PROBLEMS —
a) Using the passage on stock payout yields, answer each question:
(i) What is Net Payout Yield calculated from?
(ii) How many times forward earnings does Campbell Soup trade at?
(iii) What long-term growth do analysts expect for Campbell Soup?
b) Does each statement agree with the passage on stock payout yields? Answer yes or no and quote the deciding words.
(i) Campbell Soup's current dividend yields 2.7%.
(ii) The yields on these stocks have been rising recently.
(iii) Only one of the three stocks previously had large stock buybacks.
c) Can you carry the passage on stock payout yields forward from its final sentence?

PASSAGE PROVIDED —
========

This issue faces the investors in Campbell Soup (NYSE: CPB), Chubb (NYSE: CB), and The Travelers Companies (NYSE: TRV). All of these stocks have soared recently and the yields on the stocks are plunging. While most investors focus solely on the dividend yield, all three of these stocks previously had large stock buybacks. Using the combined calculation of dividend yield and stock buyback to calculate the Net Payout Yield (NPY) highlights a discouraging situation for investors. The stark drop in the NPY highlights a scenario where the cash flows of the company no longer suggest undervalued stocks.
Most investors know these stocks, but below are some quick summaries that further highlight an overvalued situation:
Campbell Soup – the company is a global leader in condensed and ready-to-serve soups and owns leading brands such as Campbell’s, Pepperidge Farm, Arnott’s and V8. The stock trades at 16.6 times forward earnings though analysts only expect 5.7% long-term growth. The current dividend yields 2.7%.

========

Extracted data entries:
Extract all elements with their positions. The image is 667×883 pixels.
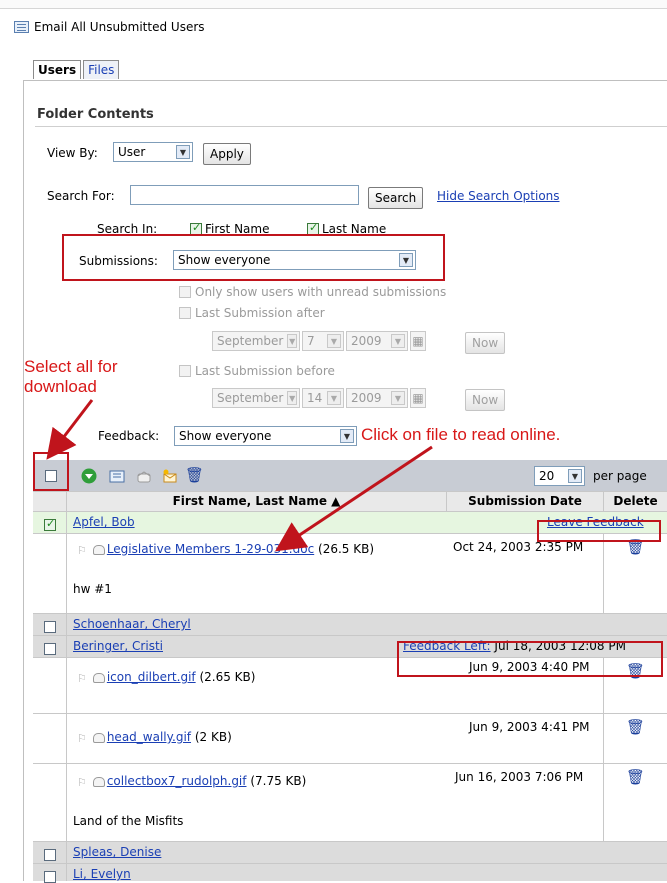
- arrow-to-file-link: [275, 445, 433, 552]
- annotation-arrows: [46, 399, 433, 552]
- arrow-to-select-all: [46, 399, 94, 460]
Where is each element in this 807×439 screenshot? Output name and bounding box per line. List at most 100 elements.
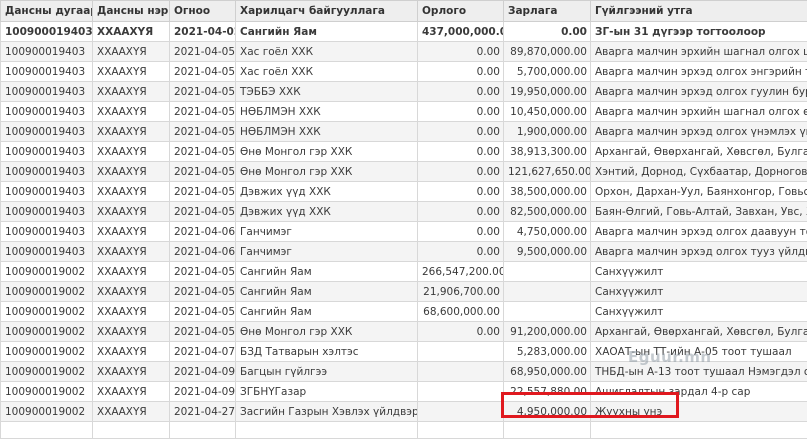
cell-partner: Багцын гүйлгээ: [236, 362, 418, 382]
cell-date: 2021-04-09: [170, 382, 236, 402]
column-header-partner[interactable]: Харилцагч байгууллага: [236, 1, 418, 22]
cell-partner: НӨБЛМЭН ХХК: [236, 102, 418, 122]
table-row[interactable]: 100900019403ХХААХҮЯ2021-04-05Хас гоёл ХХ…: [1, 42, 807, 62]
cell-income: 0.00: [418, 102, 504, 122]
cell-partner: Ганчимэг: [236, 222, 418, 242]
cell-date: 2021-04-27: [170, 402, 236, 422]
cell-partner: Өнө Монгол гэр ХХК: [236, 142, 418, 162]
column-header-expense[interactable]: Зарлага: [504, 1, 591, 22]
cell-description: Аварга малчин эрхийн шагнал олгох цом үй…: [591, 42, 807, 62]
cell-partner: Дэвжих үүд ХХК: [236, 202, 418, 222]
table-row[interactable]: 100900019002ХХААХҮЯ2021-04-05Сангийн Яам…: [1, 282, 807, 302]
column-header-date[interactable]: Огноо: [170, 1, 236, 22]
table-row[interactable]: 100900019002ХХААХҮЯ2021-04-27Засгийн Газ…: [1, 402, 807, 422]
cell-date: 2021-04-09: [170, 362, 236, 382]
cell-account-name: ХХААХҮЯ: [93, 202, 170, 222]
table-row[interactable]: 100900019002ХХААХҮЯ2021-04-09ЗГБНҮГазар2…: [1, 382, 807, 402]
table-row[interactable]: 100900019403ХХААХҮЯ2021-04-05НӨБЛМЭН ХХК…: [1, 102, 807, 122]
cell-description: Санхүүжилт: [591, 282, 807, 302]
table-row[interactable]: 100900019403ХХААХҮЯ2021-04-05Дэвжих үүд …: [1, 202, 807, 222]
cell-account-number: 100900019002: [1, 322, 93, 342]
transactions-table: Дансны дугаар Дансны нэр Огноо Харилцагч…: [0, 0, 807, 439]
cell-expense: 9,500,000.00: [504, 242, 591, 262]
cell-account-number: 100900019002: [1, 282, 93, 302]
cell-description: Архангай, Өвөрхангай, Хөвсгөл, Булган, С…: [591, 142, 807, 162]
cell-date: 2021-04-05: [170, 162, 236, 182]
cell-account-number: 100900019403: [1, 242, 93, 262]
cell-description: Аварга малчин эрхэд олгох тууз үйлдвэрлэ…: [591, 242, 807, 262]
cell-income: [418, 342, 504, 362]
table-row[interactable]: 100900019403ХХААХҮЯ2021-04-05Дэвжих үүд …: [1, 182, 807, 202]
cell-description: Баян-Өлгий, Говь-Алтай, Завхан, Увс, Хов…: [591, 202, 807, 222]
cell-description: Аварга малчин эрхэд олгох даавуун тор үй…: [591, 222, 807, 242]
cell-income: 68,600,000.00: [418, 302, 504, 322]
table-row[interactable]: 100900019403ХХААХҮЯ2021-04-05Хас гоёл ХХ…: [1, 62, 807, 82]
cell-expense: 38,500,000.00: [504, 182, 591, 202]
column-header-income[interactable]: Орлого: [418, 1, 504, 22]
table-row[interactable]: 100900019403ХХААХҮЯ2021-04-05НӨБЛМЭН ХХК…: [1, 122, 807, 142]
cell-income: 0.00: [418, 122, 504, 142]
cell-description: Аварга малчин эрхийн шагнал олгох өргөмж…: [591, 102, 807, 122]
cell-expense: 82,500,000.00: [504, 202, 591, 222]
cell-account-name: ХХААХҮЯ: [93, 42, 170, 62]
cell-account-name: ХХААХҮЯ: [93, 402, 170, 422]
cell-account-name: ХХААХҮЯ: [93, 182, 170, 202]
cell-date: 2021-04-05: [170, 62, 236, 82]
table-row[interactable]: 100900019403ХХААХҮЯ2021-04-05Өнө Монгол …: [1, 142, 807, 162]
cell-description: Жуухны үнэ: [591, 402, 807, 422]
cell-description: Орхон, Дархан-Уул, Баянхонгор, Говьсүмбэ…: [591, 182, 807, 202]
cell-description: ЗГ-ын 31 дүгээр тогтоолоор: [591, 22, 807, 42]
table-row[interactable]: 100900019403ХХААХҮЯ2021-04-05Өнө Монгол …: [1, 162, 807, 182]
cell-partner: НӨБЛМЭН ХХК: [236, 122, 418, 142]
cell-account-number: 100900019403: [1, 142, 93, 162]
cell-income: 0.00: [418, 222, 504, 242]
table-row[interactable]: 100900019403ХХААХҮЯ2021-04-06Ганчимэг0.0…: [1, 222, 807, 242]
cell-partner: Ганчимэг: [236, 242, 418, 262]
cell-account-number: 100900019403: [1, 182, 93, 202]
cell-account-number: 100900019002: [1, 362, 93, 382]
cell-partner: Хас гоёл ХХК: [236, 42, 418, 62]
cell-account-name: ХХААХҮЯ: [93, 82, 170, 102]
cell-account-name: ХХААХҮЯ: [93, 302, 170, 322]
cell-account-number: 100900019403: [1, 202, 93, 222]
table-row[interactable]: 100900019002ХХААХҮЯ2021-04-07БЗД Татвары…: [1, 342, 807, 362]
empty-cell: [1, 422, 93, 439]
table-row[interactable]: 100900019403ХХААХҮЯ2021-04-05ТЭББЭ ХХК0.…: [1, 82, 807, 102]
cell-account-number: 100900019403: [1, 122, 93, 142]
cell-date: 2021-04-05: [170, 322, 236, 342]
table-row[interactable]: 100900019002ХХААХҮЯ2021-04-05Сангийн Яам…: [1, 302, 807, 322]
cell-income: [418, 402, 504, 422]
cell-date: 2021-04-05: [170, 202, 236, 222]
cell-date: 2021-04-02: [170, 22, 236, 42]
cell-partner: Өнө Монгол гэр ХХК: [236, 322, 418, 342]
cell-income: [418, 362, 504, 382]
cell-account-number: 100900019403: [1, 222, 93, 242]
cell-partner: Хас гоёл ХХК: [236, 62, 418, 82]
column-header-account-name[interactable]: Дансны нэр: [93, 1, 170, 22]
cell-partner: ТЭББЭ ХХК: [236, 82, 418, 102]
cell-date: 2021-04-05: [170, 42, 236, 62]
cell-income: 0.00: [418, 202, 504, 222]
cell-income: 0.00: [418, 42, 504, 62]
table-body: 100900019403ХХААХҮЯ2021-04-02Сангийн Яам…: [1, 22, 807, 439]
column-header-description[interactable]: Гүйлгээний утга: [591, 1, 807, 22]
column-header-account-number[interactable]: Дансны дугаар: [1, 1, 93, 22]
table-row[interactable]: 100900019403ХХААХҮЯ2021-04-02Сангийн Яам…: [1, 22, 807, 42]
table-row[interactable]: 100900019002ХХААХҮЯ2021-04-09Багцын гүйл…: [1, 362, 807, 382]
table-row[interactable]: 100900019403ХХААХҮЯ2021-04-06Ганчимэг0.0…: [1, 242, 807, 262]
table-row[interactable]: 100900019002ХХААХҮЯ2021-04-05Сангийн Яам…: [1, 262, 807, 282]
table-row[interactable]: 100900019002ХХААХҮЯ2021-04-05Өнө Монгол …: [1, 322, 807, 342]
cell-account-name: ХХААХҮЯ: [93, 282, 170, 302]
empty-cell: [418, 422, 504, 439]
cell-account-name: ХХААХҮЯ: [93, 342, 170, 362]
cell-partner: БЗД Татварын хэлтэс: [236, 342, 418, 362]
cell-description: Аварга малчин эрхэд олгох энгэрийн тэмдэ…: [591, 62, 807, 82]
cell-income: 0.00: [418, 162, 504, 182]
cell-income: 0.00: [418, 242, 504, 262]
empty-cell: [170, 422, 236, 439]
cell-date: 2021-04-05: [170, 82, 236, 102]
cell-expense: 4,950,000.00: [504, 402, 591, 422]
cell-date: 2021-04-06: [170, 222, 236, 242]
cell-income: 0.00: [418, 322, 504, 342]
cell-expense: 121,627,650.00: [504, 162, 591, 182]
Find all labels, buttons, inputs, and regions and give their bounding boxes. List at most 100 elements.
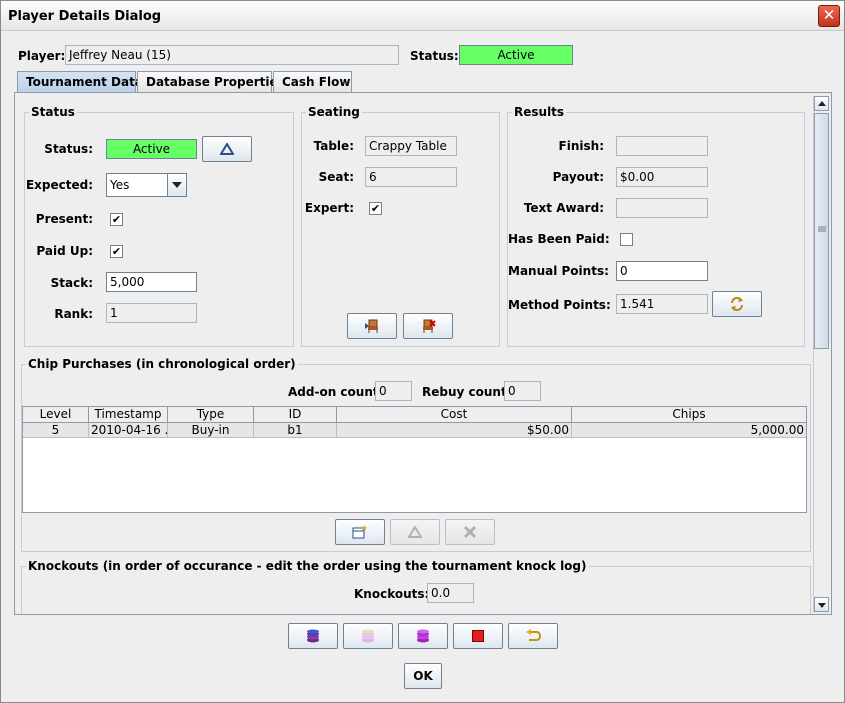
column-header-chips[interactable]: Chips bbox=[572, 407, 806, 423]
refresh-icon bbox=[731, 297, 743, 311]
knockouts-field: 0.0 bbox=[427, 583, 474, 603]
undo-icon bbox=[526, 629, 541, 641]
expert-checkbox[interactable]: ✔ bbox=[369, 202, 382, 215]
add-purchase-button[interactable] bbox=[335, 519, 385, 545]
rebuy-count-field: 0 bbox=[504, 381, 541, 401]
stop-button[interactable] bbox=[453, 623, 503, 649]
scroll-up-icon[interactable] bbox=[814, 96, 829, 111]
column-header-timestamp[interactable]: Timestamp bbox=[89, 407, 168, 423]
scroll-down-icon[interactable] bbox=[814, 597, 829, 612]
payout-label: Payout: bbox=[552, 170, 604, 184]
chair-arrow-icon bbox=[365, 319, 378, 333]
rank-label: Rank: bbox=[54, 307, 93, 321]
cell-timestamp: 2010-04-16 ... bbox=[89, 423, 168, 438]
cell-id: b1 bbox=[254, 423, 337, 438]
triangle-icon bbox=[408, 526, 422, 538]
player-details-dialog: Player Details Dialog ✕ Player: Jeffrey … bbox=[0, 0, 845, 703]
tab-tournament-data[interactable]: Tournament Data bbox=[17, 71, 143, 93]
stop-icon bbox=[472, 630, 484, 642]
column-header-id[interactable]: ID bbox=[254, 407, 337, 423]
stack-label: Stack: bbox=[50, 276, 93, 290]
tab-database-properties[interactable]: Database Properties bbox=[137, 71, 285, 92]
manual-points-input[interactable]: 0 bbox=[616, 261, 708, 281]
chevron-down-icon[interactable] bbox=[167, 174, 186, 196]
rebuy-count-label: Rebuy count: bbox=[422, 385, 512, 399]
stack-input[interactable]: 5,000 bbox=[106, 272, 197, 292]
chip-stack-icon bbox=[362, 629, 374, 643]
recalculate-points-button[interactable] bbox=[712, 291, 762, 317]
column-header-cost[interactable]: Cost bbox=[337, 407, 572, 423]
has-been-paid-checkbox[interactable] bbox=[620, 233, 633, 246]
close-icon bbox=[464, 526, 476, 538]
header-status-badge: Active bbox=[459, 45, 573, 65]
close-icon: ✕ bbox=[822, 6, 836, 24]
delete-purchase-button[interactable] bbox=[445, 519, 495, 545]
column-header-level[interactable]: Level bbox=[23, 407, 89, 423]
knockouts-label: Knockouts: bbox=[354, 587, 430, 601]
tournament-data-panel: Status Status: Active Expected: Yes Pres… bbox=[14, 92, 832, 615]
player-label: Player: bbox=[18, 49, 66, 63]
seating-group: Seating Table: Crappy Table Seat: 6 Expe… bbox=[301, 105, 500, 347]
present-checkbox[interactable]: ✔ bbox=[110, 213, 123, 226]
chip-stack-purple-button[interactable] bbox=[398, 623, 448, 649]
add-row-icon bbox=[352, 525, 367, 539]
cell-cost: $50.00 bbox=[337, 423, 572, 438]
chip-stack-icon bbox=[307, 629, 319, 643]
header-status-label: Status: bbox=[410, 49, 459, 63]
payout-field: $0.00 bbox=[616, 167, 708, 187]
tab-cash-flow[interactable]: Cash Flow bbox=[273, 71, 352, 92]
knockouts-title: Knockouts (in order of occurance - edit … bbox=[26, 559, 589, 573]
column-header-type[interactable]: Type bbox=[168, 407, 254, 423]
panel-scrollbar[interactable] bbox=[813, 96, 829, 613]
status-group: Status Status: Active Expected: Yes Pres… bbox=[24, 105, 294, 347]
cell-chips: 5,000.00 bbox=[572, 423, 806, 438]
status-label: Status: bbox=[44, 142, 93, 156]
cell-level: 5 bbox=[23, 423, 89, 438]
undo-button[interactable] bbox=[508, 623, 558, 649]
status-group-title: Status bbox=[29, 105, 77, 119]
grip-icon bbox=[818, 226, 826, 232]
seating-group-title: Seating bbox=[306, 105, 362, 119]
paid-up-checkbox[interactable]: ✔ bbox=[110, 245, 123, 258]
title-bar[interactable]: Player Details Dialog ✕ bbox=[1, 1, 844, 31]
expected-select[interactable]: Yes bbox=[106, 173, 187, 197]
seat-field: 6 bbox=[365, 167, 457, 187]
chip-stack-button[interactable] bbox=[288, 623, 338, 649]
edit-purchase-button[interactable] bbox=[390, 519, 440, 545]
seat-label: Seat: bbox=[318, 170, 354, 184]
ok-button[interactable]: OK bbox=[404, 663, 442, 689]
status-badge: Active bbox=[106, 139, 197, 159]
rank-field: 1 bbox=[106, 303, 197, 323]
results-group: Results Finish: Payout: $0.00 Text Award… bbox=[507, 105, 805, 347]
close-button[interactable]: ✕ bbox=[818, 5, 840, 27]
method-points-field: 1.541 bbox=[616, 294, 708, 314]
seat-player-button[interactable] bbox=[347, 313, 397, 339]
finish-field bbox=[616, 136, 708, 156]
has-been-paid-label: Has Been Paid: bbox=[508, 232, 610, 246]
player-name-field: Jeffrey Neau (15) bbox=[65, 45, 399, 65]
expected-value: Yes bbox=[110, 178, 130, 192]
present-label: Present: bbox=[35, 212, 93, 226]
addon-count-label: Add-on count: bbox=[288, 385, 384, 399]
chip-stack-icon bbox=[417, 629, 429, 643]
results-group-title: Results bbox=[512, 105, 567, 119]
scroll-thumb[interactable] bbox=[814, 113, 829, 349]
chair-remove-icon bbox=[423, 319, 436, 333]
text-award-label: Text Award: bbox=[523, 201, 604, 215]
finish-label: Finish: bbox=[558, 139, 604, 153]
cell-type: Buy-in bbox=[168, 423, 254, 438]
unseat-player-button[interactable] bbox=[403, 313, 453, 339]
chip-purchases-table[interactable]: Level Timestamp Type ID Cost Chips 5 201… bbox=[22, 406, 807, 513]
chip-purchases-title: Chip Purchases (in chronological order) bbox=[26, 357, 298, 371]
paid-up-label: Paid Up: bbox=[36, 244, 93, 258]
text-award-field bbox=[616, 198, 708, 218]
method-points-label: Method Points: bbox=[508, 298, 611, 312]
expert-label: Expert: bbox=[304, 201, 354, 215]
window-title: Player Details Dialog bbox=[8, 9, 162, 24]
change-status-button[interactable] bbox=[202, 136, 252, 162]
table-label: Table: bbox=[313, 139, 354, 153]
addon-count-field: 0 bbox=[375, 381, 412, 401]
chip-stack-light-button[interactable] bbox=[343, 623, 393, 649]
expected-label: Expected: bbox=[25, 178, 93, 192]
table-field: Crappy Table bbox=[365, 136, 457, 156]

========

SET OF ANSWERS —
a)
(i) Dividend yield combined with stock buyback.
(ii) 16.6 times.
(iii) 5.7%.

b)
(i) Yes: "The current dividend yields 2.7%."
(ii) No: "the yields on the stocks are plunging."
(iii) No: "all three of these stocks previously had large stock buybacks."

c)
Chubb – the company provides property and casualty insurance to businesses and individuals. The stock trades at 15 times forward earnings with analysts forecasting an 8% long-term growth rate. The current dividend yields only 2%.
Travelers – the stock trades at 13.3 times forward earnings with analysts forecasting long-term growth of 10% though 2014 earnings are only forecasted to grow less than 5%. The current dividend yield is 2.2%.
The good news for investors is that the dividend yields still exceed the 10-year Treasury yield that is still solidly below 2%. Campbell Soup has the smallest market cap of the group at over $14 billion providing another concern of an overheated market. Stocks of this size typically don’t surge during a short period of time.
All of these stocks had NPYs in excess of 10% over the last couple of years that have now been cut in half. The below chart highlights the dramatically plunging yields over the last two years:
All three stocks have nearly doubled the gains of the nearly 25% total return of the S&P 500 over the last two years. See the chart below:
Investors could probably find worse investment ideas than stocks with dividend yields of 2% and NPYs over 5%. With all of these stocks buying back significantly more stock than 1-2 years ago, investors need to be warned that insiders no longer see the value in spending precious cash on these stocks. Also, the 50% gain in the stock prices means it takes significantly more cash to buy the same percentage of stock. As an example, it would be nearly impossible for Travelers to continue a NPY in the 15-20% range after the stock soared.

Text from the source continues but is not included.